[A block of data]
• • • •

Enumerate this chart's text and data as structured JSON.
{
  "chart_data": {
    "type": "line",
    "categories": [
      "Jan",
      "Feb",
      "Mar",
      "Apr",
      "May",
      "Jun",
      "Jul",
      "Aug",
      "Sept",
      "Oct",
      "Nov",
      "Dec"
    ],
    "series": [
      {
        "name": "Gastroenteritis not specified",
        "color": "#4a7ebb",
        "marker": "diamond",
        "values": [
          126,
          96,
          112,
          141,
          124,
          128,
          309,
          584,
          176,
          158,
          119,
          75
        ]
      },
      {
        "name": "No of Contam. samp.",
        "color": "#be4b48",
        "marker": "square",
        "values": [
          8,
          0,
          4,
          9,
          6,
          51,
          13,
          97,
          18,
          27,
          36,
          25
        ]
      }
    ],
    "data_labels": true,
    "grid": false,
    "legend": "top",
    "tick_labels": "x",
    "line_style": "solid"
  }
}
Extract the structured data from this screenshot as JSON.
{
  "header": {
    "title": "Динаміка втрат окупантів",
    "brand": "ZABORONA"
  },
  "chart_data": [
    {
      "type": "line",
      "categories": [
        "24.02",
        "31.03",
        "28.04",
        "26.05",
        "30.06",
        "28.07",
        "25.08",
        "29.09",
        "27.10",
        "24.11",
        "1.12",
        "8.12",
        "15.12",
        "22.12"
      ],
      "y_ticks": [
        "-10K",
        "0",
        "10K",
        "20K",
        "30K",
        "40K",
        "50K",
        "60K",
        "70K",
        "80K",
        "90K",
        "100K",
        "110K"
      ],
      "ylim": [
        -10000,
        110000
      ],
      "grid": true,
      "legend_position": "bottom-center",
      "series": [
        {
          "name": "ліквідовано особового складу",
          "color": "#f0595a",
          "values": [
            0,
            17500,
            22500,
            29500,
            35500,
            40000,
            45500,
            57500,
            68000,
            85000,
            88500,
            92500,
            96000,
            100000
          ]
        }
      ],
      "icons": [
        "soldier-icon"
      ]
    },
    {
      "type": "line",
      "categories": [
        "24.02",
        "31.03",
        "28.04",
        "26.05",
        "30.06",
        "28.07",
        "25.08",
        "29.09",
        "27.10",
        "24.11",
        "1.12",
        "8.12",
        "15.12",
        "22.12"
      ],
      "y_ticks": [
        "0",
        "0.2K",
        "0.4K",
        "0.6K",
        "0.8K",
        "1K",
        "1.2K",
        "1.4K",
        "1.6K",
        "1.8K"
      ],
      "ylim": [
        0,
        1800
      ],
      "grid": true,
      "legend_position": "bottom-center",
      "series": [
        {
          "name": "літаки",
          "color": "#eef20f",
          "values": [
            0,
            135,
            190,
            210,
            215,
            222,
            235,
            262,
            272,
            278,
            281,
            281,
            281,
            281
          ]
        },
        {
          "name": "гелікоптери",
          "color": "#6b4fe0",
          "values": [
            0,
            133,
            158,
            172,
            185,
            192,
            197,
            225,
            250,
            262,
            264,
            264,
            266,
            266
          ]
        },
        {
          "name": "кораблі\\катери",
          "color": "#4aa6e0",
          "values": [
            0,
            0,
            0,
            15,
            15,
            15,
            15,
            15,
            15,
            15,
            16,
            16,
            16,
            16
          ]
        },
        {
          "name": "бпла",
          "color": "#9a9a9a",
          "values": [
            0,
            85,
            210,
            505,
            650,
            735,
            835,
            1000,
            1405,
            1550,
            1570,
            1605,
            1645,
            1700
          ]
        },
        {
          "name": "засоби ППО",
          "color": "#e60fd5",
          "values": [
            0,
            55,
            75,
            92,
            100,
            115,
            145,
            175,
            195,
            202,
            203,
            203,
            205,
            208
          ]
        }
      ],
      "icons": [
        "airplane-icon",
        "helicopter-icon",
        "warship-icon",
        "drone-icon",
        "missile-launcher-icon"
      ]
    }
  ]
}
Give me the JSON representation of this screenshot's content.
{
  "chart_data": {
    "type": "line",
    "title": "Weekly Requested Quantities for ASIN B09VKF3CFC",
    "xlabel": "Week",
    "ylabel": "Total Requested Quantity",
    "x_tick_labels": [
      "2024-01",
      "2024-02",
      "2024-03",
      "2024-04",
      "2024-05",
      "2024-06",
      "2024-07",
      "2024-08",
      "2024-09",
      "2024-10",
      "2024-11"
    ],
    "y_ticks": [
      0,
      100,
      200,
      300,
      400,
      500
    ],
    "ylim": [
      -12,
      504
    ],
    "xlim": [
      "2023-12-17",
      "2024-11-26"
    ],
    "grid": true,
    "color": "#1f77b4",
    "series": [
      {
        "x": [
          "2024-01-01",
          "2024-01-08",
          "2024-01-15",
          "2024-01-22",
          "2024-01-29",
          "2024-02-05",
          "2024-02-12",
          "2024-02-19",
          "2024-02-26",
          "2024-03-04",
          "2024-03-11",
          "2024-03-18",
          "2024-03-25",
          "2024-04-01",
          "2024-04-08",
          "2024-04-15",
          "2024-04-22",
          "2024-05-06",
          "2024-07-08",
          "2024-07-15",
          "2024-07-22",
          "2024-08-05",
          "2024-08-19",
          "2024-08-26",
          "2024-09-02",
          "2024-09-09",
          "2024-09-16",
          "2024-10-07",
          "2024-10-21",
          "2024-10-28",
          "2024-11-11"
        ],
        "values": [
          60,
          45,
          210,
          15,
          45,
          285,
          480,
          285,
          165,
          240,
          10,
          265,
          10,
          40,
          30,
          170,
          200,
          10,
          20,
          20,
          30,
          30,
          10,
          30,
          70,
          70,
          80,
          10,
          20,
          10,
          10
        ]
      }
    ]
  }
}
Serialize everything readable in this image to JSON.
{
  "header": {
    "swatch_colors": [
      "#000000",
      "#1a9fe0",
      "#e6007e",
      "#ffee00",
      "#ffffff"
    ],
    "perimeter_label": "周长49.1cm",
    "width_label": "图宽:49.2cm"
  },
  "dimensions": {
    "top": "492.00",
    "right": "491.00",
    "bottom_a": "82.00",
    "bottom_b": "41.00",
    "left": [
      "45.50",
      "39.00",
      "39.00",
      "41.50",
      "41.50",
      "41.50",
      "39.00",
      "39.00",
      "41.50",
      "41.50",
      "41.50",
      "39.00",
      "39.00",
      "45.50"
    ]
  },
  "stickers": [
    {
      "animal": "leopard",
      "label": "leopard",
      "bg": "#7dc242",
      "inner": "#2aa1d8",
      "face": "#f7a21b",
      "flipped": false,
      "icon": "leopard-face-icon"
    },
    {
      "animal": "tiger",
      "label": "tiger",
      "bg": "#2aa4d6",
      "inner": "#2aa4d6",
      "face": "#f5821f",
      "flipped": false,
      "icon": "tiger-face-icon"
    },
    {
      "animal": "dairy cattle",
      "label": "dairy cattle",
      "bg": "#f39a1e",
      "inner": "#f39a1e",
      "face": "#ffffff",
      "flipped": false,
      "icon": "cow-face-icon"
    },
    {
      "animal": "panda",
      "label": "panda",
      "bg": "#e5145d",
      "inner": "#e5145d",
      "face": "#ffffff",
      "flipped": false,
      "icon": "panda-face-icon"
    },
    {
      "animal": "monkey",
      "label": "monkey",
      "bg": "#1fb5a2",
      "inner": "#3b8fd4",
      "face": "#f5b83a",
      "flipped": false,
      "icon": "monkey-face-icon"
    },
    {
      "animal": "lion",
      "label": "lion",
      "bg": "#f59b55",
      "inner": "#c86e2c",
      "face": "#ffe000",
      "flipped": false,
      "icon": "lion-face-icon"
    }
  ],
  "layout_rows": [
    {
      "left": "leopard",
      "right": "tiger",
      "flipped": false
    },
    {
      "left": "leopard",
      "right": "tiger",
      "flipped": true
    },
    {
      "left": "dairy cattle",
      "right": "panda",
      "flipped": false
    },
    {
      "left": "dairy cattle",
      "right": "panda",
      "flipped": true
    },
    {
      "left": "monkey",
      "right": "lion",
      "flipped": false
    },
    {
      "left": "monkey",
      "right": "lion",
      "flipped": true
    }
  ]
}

• • • •

[EXERCISE OBJECTIVE] Go through the entries above and pull out each line with "lion" in it.

[THE RESULT]
      "animal": "lion",
      "label": "lion",
      "icon": "lion-face-icon"
      "right": "lion",
      "right": "lion",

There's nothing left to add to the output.